Problem requirements.
From the listing below, extract each line containing the string "type".
○ ○ ○
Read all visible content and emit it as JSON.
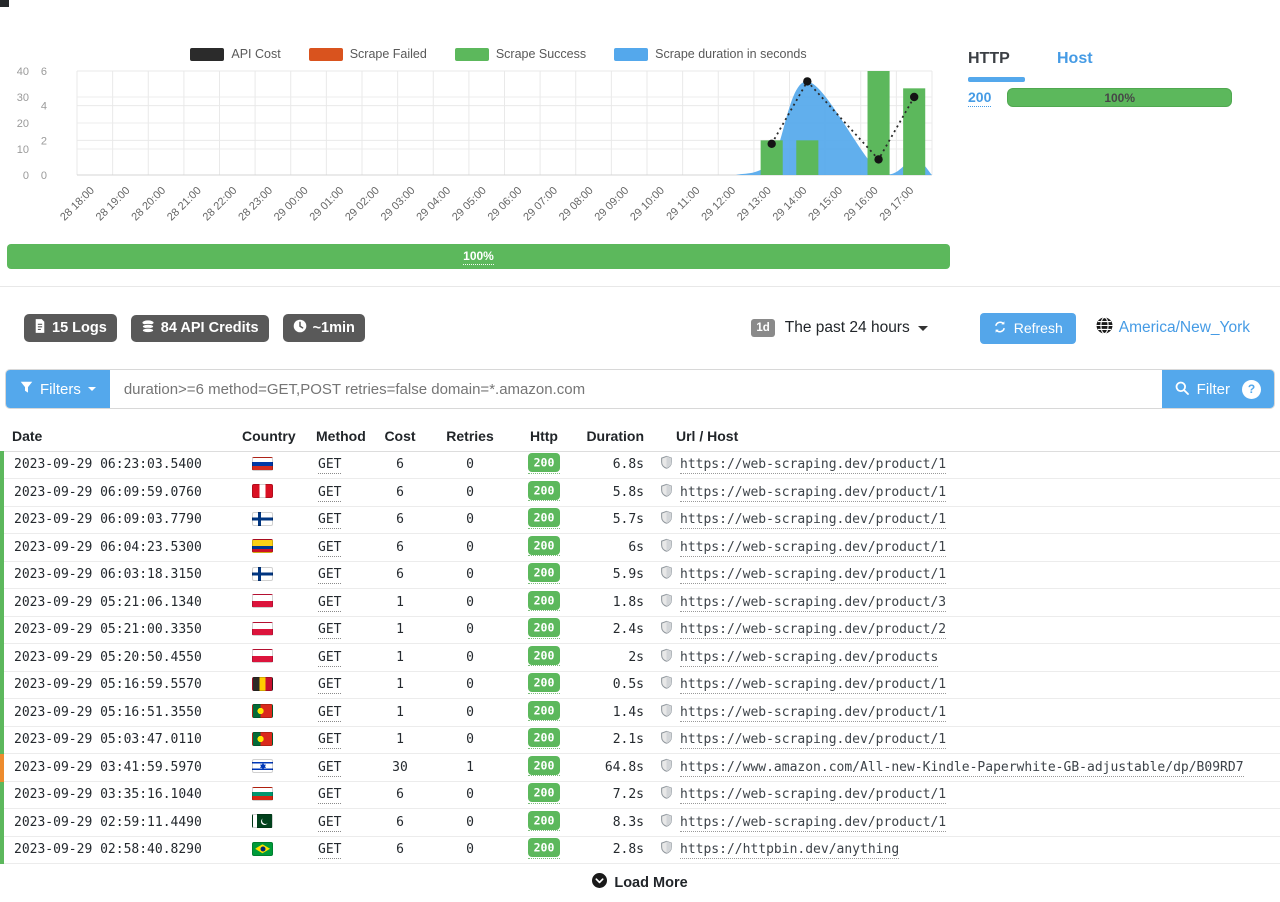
{
  "chart_data": {
    "type": "mixed",
    "title": "",
    "legend_position": "top",
    "grid": true,
    "categories": [
      "28 18:00",
      "28 19:00",
      "28 20:00",
      "28 21:00",
      "28 22:00",
      "28 23:00",
      "29 00:00",
      "29 01:00",
      "29 02:00",
      "29 03:00",
      "29 04:00",
      "29 05:00",
      "29 06:00",
      "29 07:00",
      "29 08:00",
      "29 09:00",
      "29 10:00",
      "29 11:00",
      "29 12:00",
      "29 13:00",
      "29 14:00",
      "29 15:00",
      "29 16:00",
      "29 17:00"
    ],
    "axes": {
      "y_left": {
        "ticks": [
          0,
          10,
          20,
          30,
          40
        ],
        "max": 40
      },
      "y_left_inner": {
        "ticks": [
          0,
          2,
          4,
          6
        ],
        "max": 6
      }
    },
    "series": [
      {
        "name": "API Cost",
        "type": "line",
        "style": "dotted-with-points",
        "axis": "y_left",
        "color": "#2b2b2b",
        "values": [
          null,
          null,
          null,
          null,
          null,
          null,
          null,
          null,
          null,
          null,
          null,
          null,
          null,
          null,
          null,
          null,
          null,
          null,
          null,
          12,
          36,
          null,
          6,
          30
        ]
      },
      {
        "name": "Scrape Failed",
        "type": "bar",
        "axis": "y_left_inner",
        "color": "#d9531e",
        "values": [
          0,
          0,
          0,
          0,
          0,
          0,
          0,
          0,
          0,
          0,
          0,
          0,
          0,
          0,
          0,
          0,
          0,
          0,
          0,
          0,
          0,
          0,
          0,
          0
        ]
      },
      {
        "name": "Scrape Success",
        "type": "bar",
        "axis": "y_left_inner",
        "color": "#5cb85c",
        "values": [
          0,
          0,
          0,
          0,
          0,
          0,
          0,
          0,
          0,
          0,
          0,
          0,
          0,
          0,
          0,
          0,
          0,
          0,
          0,
          2,
          2,
          0,
          6,
          5
        ]
      },
      {
        "name": "Scrape duration in seconds",
        "type": "area",
        "axis": "y_left",
        "color": "#54a8ec",
        "values": [
          null,
          null,
          null,
          null,
          null,
          null,
          null,
          null,
          null,
          null,
          null,
          null,
          null,
          null,
          null,
          null,
          null,
          null,
          null,
          5.5,
          36,
          null,
          1.7,
          6
        ]
      }
    ]
  },
  "summary_bar": {
    "label": "100%"
  },
  "status_panel": {
    "tabs": [
      {
        "label": "HTTP",
        "active": true
      },
      {
        "label": "Host",
        "active": false
      }
    ],
    "rows": [
      {
        "code": "200",
        "percent": "100%"
      }
    ]
  },
  "stats": {
    "logs": "15 Logs",
    "credits": "84 API Credits",
    "time": "~1min"
  },
  "time_range": {
    "badge": "1d",
    "label": "The past 24 hours"
  },
  "refresh_label": "Refresh",
  "timezone": "America/New_York",
  "filter": {
    "filters_label": "Filters",
    "query": "duration>=6 method=GET,POST retries=false domain=*.amazon.com",
    "filter_label": "Filter",
    "help_label": "?"
  },
  "table": {
    "columns": [
      "Date",
      "Country",
      "Method",
      "Cost",
      "Retries",
      "Http",
      "Duration",
      "Url / Host"
    ],
    "rows": [
      {
        "date": "2023-09-29 06:23:03.5400",
        "country": "Russia",
        "country_code": "ru",
        "method": "GET",
        "cost": "6",
        "retries": "0",
        "http": "200",
        "duration": "6.8s",
        "url": "https://web-scraping.dev/product/1",
        "status": "success"
      },
      {
        "date": "2023-09-29 06:09:59.0760",
        "country": "Peru",
        "country_code": "pe",
        "method": "GET",
        "cost": "6",
        "retries": "0",
        "http": "200",
        "duration": "5.8s",
        "url": "https://web-scraping.dev/product/1",
        "status": "success"
      },
      {
        "date": "2023-09-29 06:09:03.7790",
        "country": "Finland",
        "country_code": "fi",
        "method": "GET",
        "cost": "6",
        "retries": "0",
        "http": "200",
        "duration": "5.7s",
        "url": "https://web-scraping.dev/product/1",
        "status": "success"
      },
      {
        "date": "2023-09-29 06:04:23.5300",
        "country": "Colombia",
        "country_code": "co",
        "method": "GET",
        "cost": "6",
        "retries": "0",
        "http": "200",
        "duration": "6s",
        "url": "https://web-scraping.dev/product/1",
        "status": "success"
      },
      {
        "date": "2023-09-29 06:03:18.3150",
        "country": "Finland",
        "country_code": "fi",
        "method": "GET",
        "cost": "6",
        "retries": "0",
        "http": "200",
        "duration": "5.9s",
        "url": "https://web-scraping.dev/product/1",
        "status": "success"
      },
      {
        "date": "2023-09-29 05:21:06.1340",
        "country": "Poland",
        "country_code": "pl",
        "method": "GET",
        "cost": "1",
        "retries": "0",
        "http": "200",
        "duration": "1.8s",
        "url": "https://web-scraping.dev/product/3",
        "status": "success"
      },
      {
        "date": "2023-09-29 05:21:00.3350",
        "country": "Poland",
        "country_code": "pl",
        "method": "GET",
        "cost": "1",
        "retries": "0",
        "http": "200",
        "duration": "2.4s",
        "url": "https://web-scraping.dev/product/2",
        "status": "success"
      },
      {
        "date": "2023-09-29 05:20:50.4550",
        "country": "Poland",
        "country_code": "pl",
        "method": "GET",
        "cost": "1",
        "retries": "0",
        "http": "200",
        "duration": "2s",
        "url": "https://web-scraping.dev/products",
        "status": "success"
      },
      {
        "date": "2023-09-29 05:16:59.5570",
        "country": "Belgium",
        "country_code": "be",
        "method": "GET",
        "cost": "1",
        "retries": "0",
        "http": "200",
        "duration": "0.5s",
        "url": "https://web-scraping.dev/product/1",
        "status": "success"
      },
      {
        "date": "2023-09-29 05:16:51.3550",
        "country": "Portugal",
        "country_code": "pt",
        "method": "GET",
        "cost": "1",
        "retries": "0",
        "http": "200",
        "duration": "1.4s",
        "url": "https://web-scraping.dev/product/1",
        "status": "success"
      },
      {
        "date": "2023-09-29 05:03:47.0110",
        "country": "Portugal",
        "country_code": "pt",
        "method": "GET",
        "cost": "1",
        "retries": "0",
        "http": "200",
        "duration": "2.1s",
        "url": "https://web-scraping.dev/product/1",
        "status": "success"
      },
      {
        "date": "2023-09-29 03:41:59.5970",
        "country": "Israel",
        "country_code": "il",
        "method": "GET",
        "cost": "30",
        "retries": "1",
        "http": "200",
        "duration": "64.8s",
        "url": "https://www.amazon.com/All-new-Kindle-Paperwhite-GB-adjustable/dp/B09RD7",
        "status": "warning"
      },
      {
        "date": "2023-09-29 03:35:16.1040",
        "country": "Bulgaria",
        "country_code": "bg",
        "method": "GET",
        "cost": "6",
        "retries": "0",
        "http": "200",
        "duration": "7.2s",
        "url": "https://web-scraping.dev/product/1",
        "status": "success"
      },
      {
        "date": "2023-09-29 02:59:11.4490",
        "country": "Pakistan",
        "country_code": "pk",
        "method": "GET",
        "cost": "6",
        "retries": "0",
        "http": "200",
        "duration": "8.3s",
        "url": "https://web-scraping.dev/product/1",
        "status": "success"
      },
      {
        "date": "2023-09-29 02:58:40.8290",
        "country": "Brazil",
        "country_code": "br",
        "method": "GET",
        "cost": "6",
        "retries": "0",
        "http": "200",
        "duration": "2.8s",
        "url": "https://httpbin.dev/anything",
        "status": "success"
      }
    ]
  },
  "load_more_label": "Load More",
  "colors": {
    "success_green": "#5cb85c",
    "failed_orange": "#d9531e",
    "duration_blue": "#54a8ec",
    "api_cost_black": "#2b2b2b",
    "accent_blue": "#54a6ea",
    "link_blue": "#459be5",
    "badge_gray": "#595959",
    "warning_orange": "#ed8b2d"
  }
}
○ ○ ○
Task output.
    "type": "mixed",
        "type": "line",
        "type": "bar",
        "type": "bar",
        "type": "area",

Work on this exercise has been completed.